start SUPPLIED RECORDS

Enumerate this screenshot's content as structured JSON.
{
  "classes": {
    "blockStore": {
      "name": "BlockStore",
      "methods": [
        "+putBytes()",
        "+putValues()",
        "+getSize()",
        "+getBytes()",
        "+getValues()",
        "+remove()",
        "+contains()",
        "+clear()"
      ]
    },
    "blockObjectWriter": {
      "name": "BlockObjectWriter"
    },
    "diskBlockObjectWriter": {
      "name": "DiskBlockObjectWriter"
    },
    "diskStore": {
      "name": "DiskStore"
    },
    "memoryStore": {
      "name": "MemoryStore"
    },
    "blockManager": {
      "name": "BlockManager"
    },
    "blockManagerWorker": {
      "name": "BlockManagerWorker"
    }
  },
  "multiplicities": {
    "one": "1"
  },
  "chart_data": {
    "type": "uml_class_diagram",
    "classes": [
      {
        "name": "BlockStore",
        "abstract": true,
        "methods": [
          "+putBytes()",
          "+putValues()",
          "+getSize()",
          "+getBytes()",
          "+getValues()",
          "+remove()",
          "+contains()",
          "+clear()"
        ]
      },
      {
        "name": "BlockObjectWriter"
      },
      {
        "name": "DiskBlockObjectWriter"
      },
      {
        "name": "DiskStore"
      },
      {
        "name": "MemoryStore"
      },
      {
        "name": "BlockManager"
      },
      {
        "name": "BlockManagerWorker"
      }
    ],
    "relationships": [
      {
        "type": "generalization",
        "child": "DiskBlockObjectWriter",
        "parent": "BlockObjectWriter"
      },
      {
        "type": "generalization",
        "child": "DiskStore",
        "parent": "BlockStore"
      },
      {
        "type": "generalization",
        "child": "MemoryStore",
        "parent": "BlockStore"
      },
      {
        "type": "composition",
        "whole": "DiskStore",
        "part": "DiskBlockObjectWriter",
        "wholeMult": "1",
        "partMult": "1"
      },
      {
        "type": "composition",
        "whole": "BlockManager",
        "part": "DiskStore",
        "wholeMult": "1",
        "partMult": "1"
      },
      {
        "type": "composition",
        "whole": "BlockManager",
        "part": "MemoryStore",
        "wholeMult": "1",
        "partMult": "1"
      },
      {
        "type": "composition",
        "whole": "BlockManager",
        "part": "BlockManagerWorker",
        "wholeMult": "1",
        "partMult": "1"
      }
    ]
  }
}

end SUPPLIED RECORDS
start SUPPLIED RECORDS

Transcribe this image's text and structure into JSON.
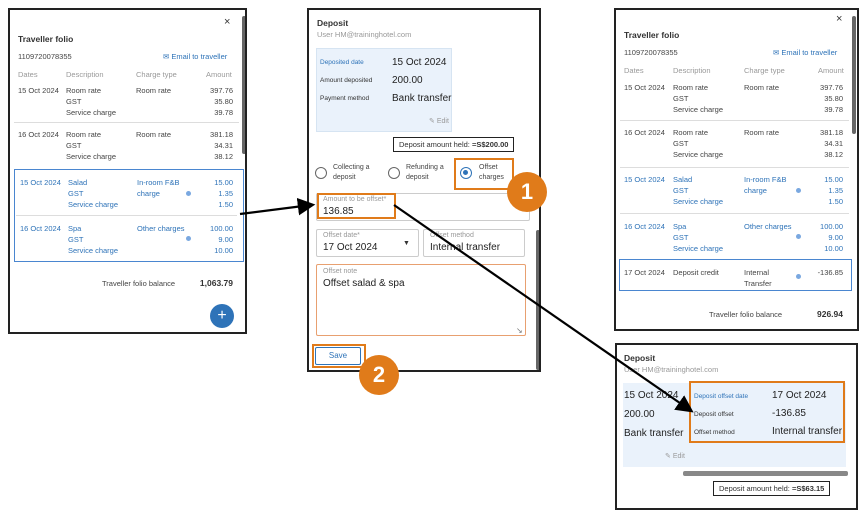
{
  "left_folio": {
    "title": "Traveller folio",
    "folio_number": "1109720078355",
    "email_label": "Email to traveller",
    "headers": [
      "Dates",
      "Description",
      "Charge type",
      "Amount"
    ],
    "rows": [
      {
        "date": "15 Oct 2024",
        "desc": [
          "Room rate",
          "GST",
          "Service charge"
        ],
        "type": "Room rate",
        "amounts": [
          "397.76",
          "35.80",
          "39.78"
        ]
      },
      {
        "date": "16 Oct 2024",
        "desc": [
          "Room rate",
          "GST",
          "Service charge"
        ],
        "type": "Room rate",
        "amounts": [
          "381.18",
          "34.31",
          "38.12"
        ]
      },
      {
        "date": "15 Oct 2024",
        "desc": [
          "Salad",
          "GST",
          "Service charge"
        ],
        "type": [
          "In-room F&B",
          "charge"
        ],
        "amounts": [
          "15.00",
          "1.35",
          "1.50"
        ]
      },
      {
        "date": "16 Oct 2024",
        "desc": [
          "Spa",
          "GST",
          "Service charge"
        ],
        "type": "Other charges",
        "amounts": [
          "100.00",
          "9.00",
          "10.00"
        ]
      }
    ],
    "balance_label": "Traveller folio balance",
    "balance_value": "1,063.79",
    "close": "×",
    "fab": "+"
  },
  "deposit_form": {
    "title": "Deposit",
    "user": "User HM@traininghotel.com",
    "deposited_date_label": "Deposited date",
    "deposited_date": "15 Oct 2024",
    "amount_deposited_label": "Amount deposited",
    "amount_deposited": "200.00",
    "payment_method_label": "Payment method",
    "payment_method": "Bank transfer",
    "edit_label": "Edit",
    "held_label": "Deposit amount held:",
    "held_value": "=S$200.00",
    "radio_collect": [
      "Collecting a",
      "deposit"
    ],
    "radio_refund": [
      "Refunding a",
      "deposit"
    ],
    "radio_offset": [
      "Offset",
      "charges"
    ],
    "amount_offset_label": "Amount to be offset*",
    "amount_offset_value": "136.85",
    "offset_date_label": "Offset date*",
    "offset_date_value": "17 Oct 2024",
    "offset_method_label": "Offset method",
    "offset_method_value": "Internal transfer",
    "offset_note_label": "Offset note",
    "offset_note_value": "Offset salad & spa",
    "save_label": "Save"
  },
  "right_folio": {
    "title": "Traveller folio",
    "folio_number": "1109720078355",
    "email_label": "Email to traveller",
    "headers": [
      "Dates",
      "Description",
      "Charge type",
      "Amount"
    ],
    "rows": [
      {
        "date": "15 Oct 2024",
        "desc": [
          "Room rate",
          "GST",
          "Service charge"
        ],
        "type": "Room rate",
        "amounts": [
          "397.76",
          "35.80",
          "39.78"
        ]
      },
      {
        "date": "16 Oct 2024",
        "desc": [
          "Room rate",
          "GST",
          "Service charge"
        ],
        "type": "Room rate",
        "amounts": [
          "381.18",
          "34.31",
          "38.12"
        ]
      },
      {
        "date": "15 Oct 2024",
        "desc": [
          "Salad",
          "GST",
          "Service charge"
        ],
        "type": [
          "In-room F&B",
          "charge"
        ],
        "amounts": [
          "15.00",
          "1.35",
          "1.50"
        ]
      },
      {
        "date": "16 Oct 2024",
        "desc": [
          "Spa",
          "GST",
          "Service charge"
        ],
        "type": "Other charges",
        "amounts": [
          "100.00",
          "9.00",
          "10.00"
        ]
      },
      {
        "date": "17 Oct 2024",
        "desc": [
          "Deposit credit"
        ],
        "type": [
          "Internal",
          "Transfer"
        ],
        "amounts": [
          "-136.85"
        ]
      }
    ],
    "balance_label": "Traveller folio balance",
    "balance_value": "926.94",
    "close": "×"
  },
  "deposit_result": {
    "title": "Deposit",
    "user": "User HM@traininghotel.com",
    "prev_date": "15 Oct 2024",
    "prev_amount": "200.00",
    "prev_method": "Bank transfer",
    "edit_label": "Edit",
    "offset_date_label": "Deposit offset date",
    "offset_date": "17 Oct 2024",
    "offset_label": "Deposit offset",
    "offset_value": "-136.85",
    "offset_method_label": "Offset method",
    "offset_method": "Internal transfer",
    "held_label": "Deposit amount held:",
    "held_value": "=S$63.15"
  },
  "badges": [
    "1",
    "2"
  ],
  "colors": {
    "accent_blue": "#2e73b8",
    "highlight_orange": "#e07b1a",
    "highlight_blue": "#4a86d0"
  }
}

end SUPPLIED RECORDS
start SUPPLIED RECORDS

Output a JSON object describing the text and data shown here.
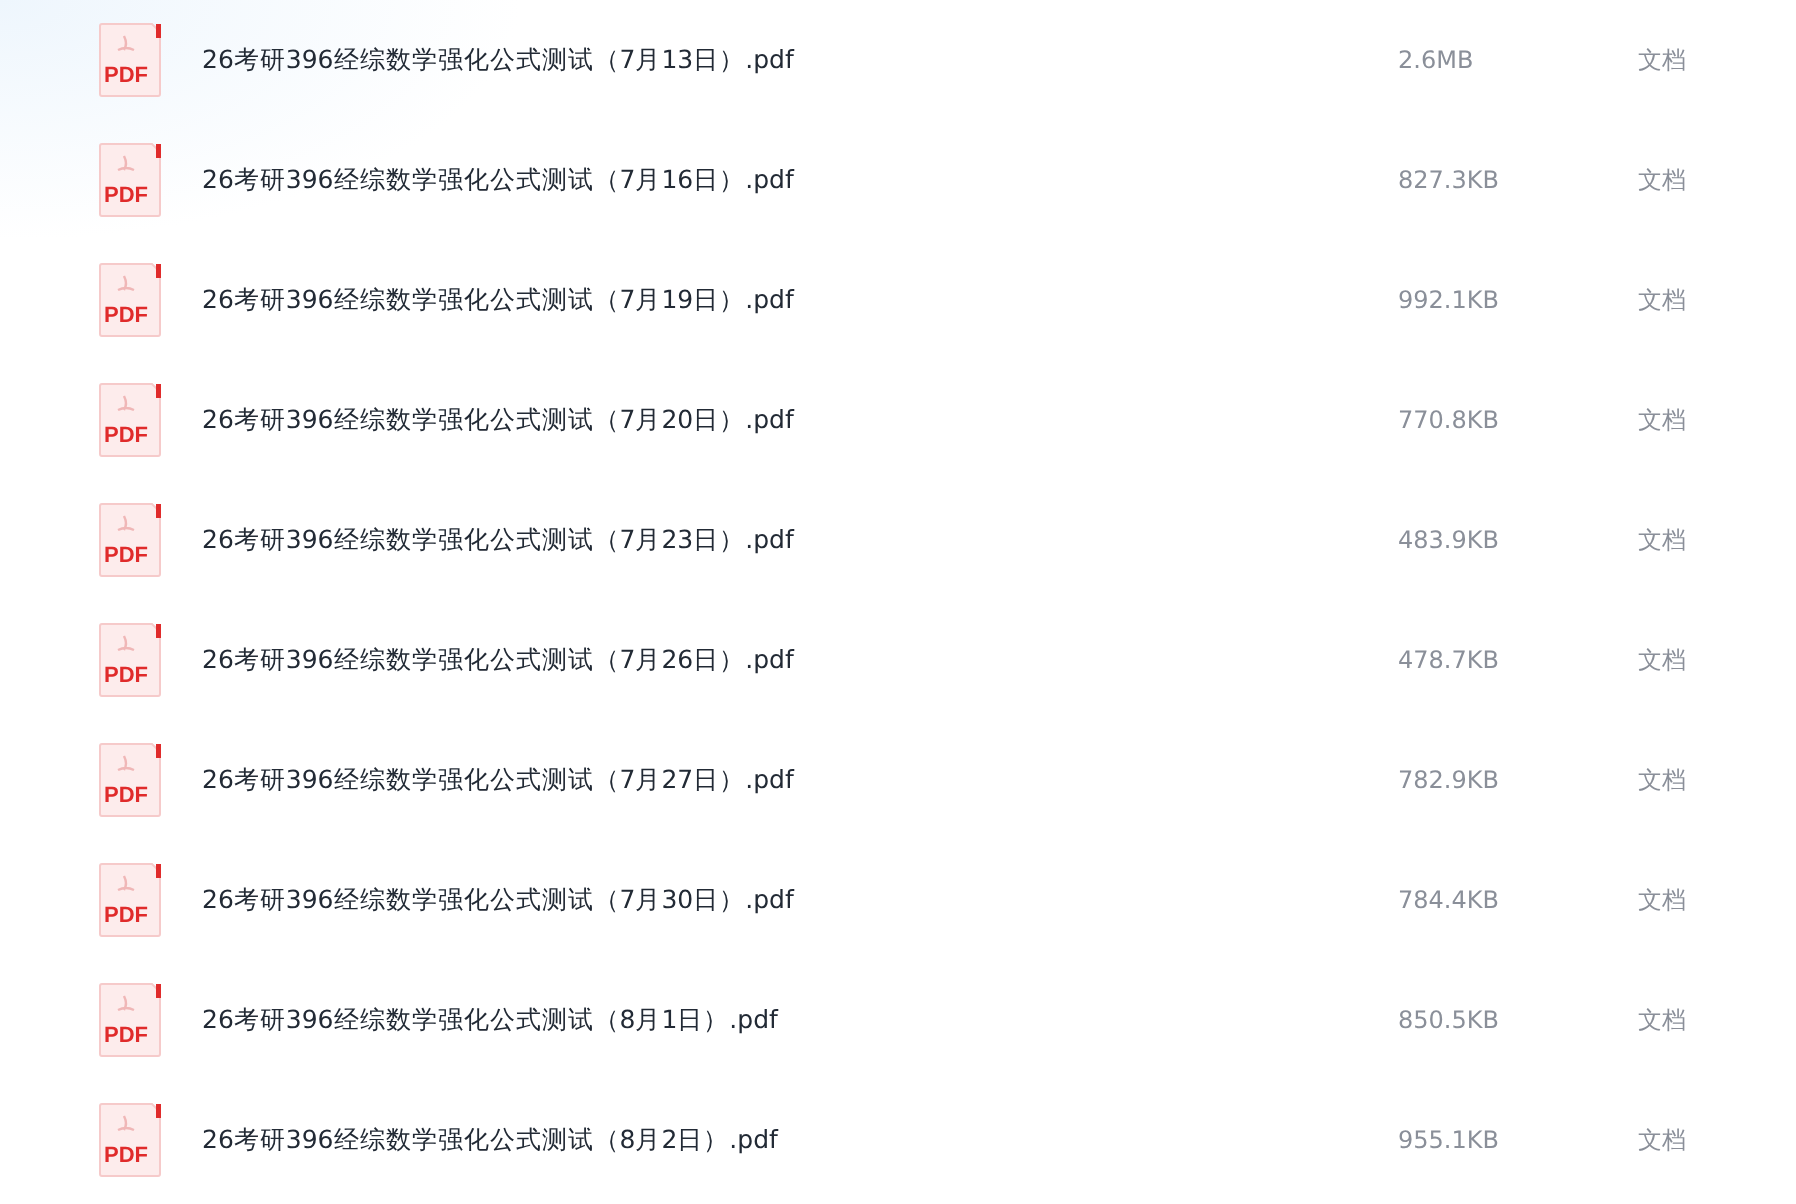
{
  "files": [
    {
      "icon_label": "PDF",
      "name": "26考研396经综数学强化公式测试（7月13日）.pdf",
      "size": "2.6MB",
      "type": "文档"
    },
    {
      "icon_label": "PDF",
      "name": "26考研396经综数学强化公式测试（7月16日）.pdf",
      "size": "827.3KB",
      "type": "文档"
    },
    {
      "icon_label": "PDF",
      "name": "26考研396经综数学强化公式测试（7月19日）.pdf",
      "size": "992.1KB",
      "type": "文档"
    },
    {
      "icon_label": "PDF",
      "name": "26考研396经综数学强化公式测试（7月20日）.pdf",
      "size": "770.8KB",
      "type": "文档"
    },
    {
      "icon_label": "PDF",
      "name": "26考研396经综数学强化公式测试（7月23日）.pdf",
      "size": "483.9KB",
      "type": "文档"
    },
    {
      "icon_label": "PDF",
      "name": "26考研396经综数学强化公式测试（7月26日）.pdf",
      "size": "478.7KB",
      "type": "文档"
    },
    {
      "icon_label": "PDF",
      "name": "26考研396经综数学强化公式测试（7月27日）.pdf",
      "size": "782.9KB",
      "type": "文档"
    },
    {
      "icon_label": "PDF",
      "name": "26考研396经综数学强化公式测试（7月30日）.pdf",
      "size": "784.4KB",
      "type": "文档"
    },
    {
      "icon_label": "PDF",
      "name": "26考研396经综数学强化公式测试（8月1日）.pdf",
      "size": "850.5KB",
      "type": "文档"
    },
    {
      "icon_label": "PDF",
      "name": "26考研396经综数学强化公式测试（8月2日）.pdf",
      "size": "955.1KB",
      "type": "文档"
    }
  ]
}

end SUPPLIED RECORDS

- [WHAT YOU ARE ASKED TO DO]:
Go over the data above and copy every line that has the word "this" in it.

- [TASK SOLUTION]:
Enumerate this screenshot's content as structured JSON.
Transcribe this image's text and structure into JSON.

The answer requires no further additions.